* START *

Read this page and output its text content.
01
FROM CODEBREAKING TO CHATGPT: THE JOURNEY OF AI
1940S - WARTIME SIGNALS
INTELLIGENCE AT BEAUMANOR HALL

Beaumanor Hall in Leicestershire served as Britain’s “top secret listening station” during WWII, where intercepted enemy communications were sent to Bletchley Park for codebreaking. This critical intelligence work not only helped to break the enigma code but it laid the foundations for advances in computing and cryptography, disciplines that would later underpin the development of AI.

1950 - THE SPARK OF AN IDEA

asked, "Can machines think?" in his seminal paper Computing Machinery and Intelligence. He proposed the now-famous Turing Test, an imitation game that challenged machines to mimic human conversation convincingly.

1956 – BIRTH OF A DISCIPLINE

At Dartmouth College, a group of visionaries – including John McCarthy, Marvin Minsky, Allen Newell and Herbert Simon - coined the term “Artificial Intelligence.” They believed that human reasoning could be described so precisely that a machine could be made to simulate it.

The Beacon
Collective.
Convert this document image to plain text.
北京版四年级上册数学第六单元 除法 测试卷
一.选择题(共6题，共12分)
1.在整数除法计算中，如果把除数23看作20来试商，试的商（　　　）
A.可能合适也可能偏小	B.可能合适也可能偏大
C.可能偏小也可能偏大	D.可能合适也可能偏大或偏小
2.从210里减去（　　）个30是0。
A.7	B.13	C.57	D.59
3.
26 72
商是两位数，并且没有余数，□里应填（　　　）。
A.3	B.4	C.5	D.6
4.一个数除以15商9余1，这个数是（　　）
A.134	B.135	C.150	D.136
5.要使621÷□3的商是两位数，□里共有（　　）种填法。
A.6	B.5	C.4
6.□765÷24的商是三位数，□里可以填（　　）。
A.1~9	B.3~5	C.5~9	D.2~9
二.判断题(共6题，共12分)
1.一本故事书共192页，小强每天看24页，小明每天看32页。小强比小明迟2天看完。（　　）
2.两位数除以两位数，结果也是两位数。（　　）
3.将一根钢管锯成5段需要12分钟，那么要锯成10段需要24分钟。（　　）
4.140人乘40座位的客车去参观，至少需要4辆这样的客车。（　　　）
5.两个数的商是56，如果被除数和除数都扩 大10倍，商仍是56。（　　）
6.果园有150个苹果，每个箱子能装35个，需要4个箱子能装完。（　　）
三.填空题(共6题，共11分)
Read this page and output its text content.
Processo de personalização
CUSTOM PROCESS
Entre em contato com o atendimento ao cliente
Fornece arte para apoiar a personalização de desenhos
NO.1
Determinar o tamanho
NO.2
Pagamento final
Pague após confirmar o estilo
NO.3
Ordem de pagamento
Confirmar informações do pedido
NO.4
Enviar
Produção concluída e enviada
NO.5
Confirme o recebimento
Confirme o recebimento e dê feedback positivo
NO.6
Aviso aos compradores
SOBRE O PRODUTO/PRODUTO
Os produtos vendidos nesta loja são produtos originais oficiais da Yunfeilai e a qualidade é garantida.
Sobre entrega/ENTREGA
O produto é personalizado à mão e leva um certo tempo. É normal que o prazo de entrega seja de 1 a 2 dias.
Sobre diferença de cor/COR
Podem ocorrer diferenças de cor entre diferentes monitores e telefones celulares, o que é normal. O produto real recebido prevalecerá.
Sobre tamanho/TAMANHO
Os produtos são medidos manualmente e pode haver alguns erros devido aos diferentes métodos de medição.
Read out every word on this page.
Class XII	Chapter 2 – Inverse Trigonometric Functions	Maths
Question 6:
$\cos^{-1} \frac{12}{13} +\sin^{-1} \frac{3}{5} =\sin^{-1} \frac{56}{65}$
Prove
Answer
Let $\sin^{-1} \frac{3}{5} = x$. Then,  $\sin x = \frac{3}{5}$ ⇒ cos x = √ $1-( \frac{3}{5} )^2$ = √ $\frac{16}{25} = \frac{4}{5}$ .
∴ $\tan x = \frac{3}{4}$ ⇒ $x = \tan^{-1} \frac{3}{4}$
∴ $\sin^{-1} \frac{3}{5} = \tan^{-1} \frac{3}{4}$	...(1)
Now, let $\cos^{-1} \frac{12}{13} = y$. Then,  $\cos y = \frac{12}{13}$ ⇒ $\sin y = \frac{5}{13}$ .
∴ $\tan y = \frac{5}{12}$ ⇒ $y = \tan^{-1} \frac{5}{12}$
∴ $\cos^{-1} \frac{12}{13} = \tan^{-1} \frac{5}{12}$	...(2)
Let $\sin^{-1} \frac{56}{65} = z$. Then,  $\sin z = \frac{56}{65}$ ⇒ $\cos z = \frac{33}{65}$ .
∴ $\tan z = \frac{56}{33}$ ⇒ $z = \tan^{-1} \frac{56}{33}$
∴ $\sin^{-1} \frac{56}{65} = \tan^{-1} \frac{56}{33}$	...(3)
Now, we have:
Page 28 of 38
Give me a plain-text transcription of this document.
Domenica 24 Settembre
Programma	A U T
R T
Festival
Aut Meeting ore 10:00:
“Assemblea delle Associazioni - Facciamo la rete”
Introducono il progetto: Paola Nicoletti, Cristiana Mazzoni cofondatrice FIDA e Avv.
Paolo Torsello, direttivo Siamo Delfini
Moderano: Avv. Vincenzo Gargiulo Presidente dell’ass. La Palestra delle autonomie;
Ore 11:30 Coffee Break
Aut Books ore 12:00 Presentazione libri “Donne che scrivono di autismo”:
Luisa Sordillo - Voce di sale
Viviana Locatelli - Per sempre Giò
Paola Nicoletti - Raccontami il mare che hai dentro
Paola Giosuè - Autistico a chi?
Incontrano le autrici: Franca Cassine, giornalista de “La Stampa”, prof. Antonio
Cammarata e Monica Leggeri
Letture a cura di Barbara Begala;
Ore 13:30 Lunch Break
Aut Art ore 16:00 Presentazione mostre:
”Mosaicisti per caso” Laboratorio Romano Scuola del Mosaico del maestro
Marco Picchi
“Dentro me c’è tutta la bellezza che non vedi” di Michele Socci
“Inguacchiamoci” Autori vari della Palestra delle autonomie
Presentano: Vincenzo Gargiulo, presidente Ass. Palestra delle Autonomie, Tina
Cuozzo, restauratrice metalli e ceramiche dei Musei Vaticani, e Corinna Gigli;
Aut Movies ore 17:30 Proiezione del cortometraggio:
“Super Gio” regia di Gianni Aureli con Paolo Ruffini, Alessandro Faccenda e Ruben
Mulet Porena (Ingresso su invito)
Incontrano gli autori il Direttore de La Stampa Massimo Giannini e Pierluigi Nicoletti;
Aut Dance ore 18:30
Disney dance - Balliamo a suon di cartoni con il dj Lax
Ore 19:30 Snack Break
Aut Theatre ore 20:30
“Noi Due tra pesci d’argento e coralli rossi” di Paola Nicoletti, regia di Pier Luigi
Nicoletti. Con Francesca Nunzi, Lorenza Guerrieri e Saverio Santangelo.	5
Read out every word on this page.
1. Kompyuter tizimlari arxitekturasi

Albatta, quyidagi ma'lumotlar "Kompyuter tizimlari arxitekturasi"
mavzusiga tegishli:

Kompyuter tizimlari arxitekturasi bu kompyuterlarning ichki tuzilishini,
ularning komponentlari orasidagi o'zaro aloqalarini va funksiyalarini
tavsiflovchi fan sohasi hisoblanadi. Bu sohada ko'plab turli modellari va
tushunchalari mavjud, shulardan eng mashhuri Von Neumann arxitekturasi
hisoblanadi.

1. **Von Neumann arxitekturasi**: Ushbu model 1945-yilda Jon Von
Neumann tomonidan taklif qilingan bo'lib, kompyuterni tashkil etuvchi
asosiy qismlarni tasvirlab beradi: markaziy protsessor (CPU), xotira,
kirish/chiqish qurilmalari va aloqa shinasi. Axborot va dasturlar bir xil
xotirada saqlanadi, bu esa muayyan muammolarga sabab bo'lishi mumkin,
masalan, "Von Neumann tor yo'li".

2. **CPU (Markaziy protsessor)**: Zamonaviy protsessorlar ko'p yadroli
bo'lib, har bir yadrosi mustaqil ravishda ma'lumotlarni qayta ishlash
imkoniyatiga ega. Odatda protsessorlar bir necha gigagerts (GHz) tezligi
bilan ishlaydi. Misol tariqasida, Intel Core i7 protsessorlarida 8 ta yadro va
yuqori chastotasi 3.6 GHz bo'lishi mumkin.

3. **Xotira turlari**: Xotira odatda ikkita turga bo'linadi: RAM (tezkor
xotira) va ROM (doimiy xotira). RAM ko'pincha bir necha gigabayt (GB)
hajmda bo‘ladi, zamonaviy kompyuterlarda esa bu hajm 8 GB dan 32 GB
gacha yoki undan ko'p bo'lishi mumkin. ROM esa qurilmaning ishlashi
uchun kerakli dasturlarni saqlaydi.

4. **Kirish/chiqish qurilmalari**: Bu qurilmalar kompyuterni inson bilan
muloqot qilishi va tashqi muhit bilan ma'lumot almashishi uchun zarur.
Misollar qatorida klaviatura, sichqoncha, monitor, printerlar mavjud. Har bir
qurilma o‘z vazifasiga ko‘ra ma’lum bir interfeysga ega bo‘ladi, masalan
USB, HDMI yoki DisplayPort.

* END *

What needs to be done: Where a line in the entries holds "Palestra", copy that line.

Written response:
Moderano: Avv. Vincenzo Gargiulo Presidente dell’ass. La Palestra delle autonomie;
“Inguacchiamoci” Autori vari della Palestra delle autonomie
Presentano: Vincenzo Gargiulo, presidente Ass. Palestra delle Autonomie, Tina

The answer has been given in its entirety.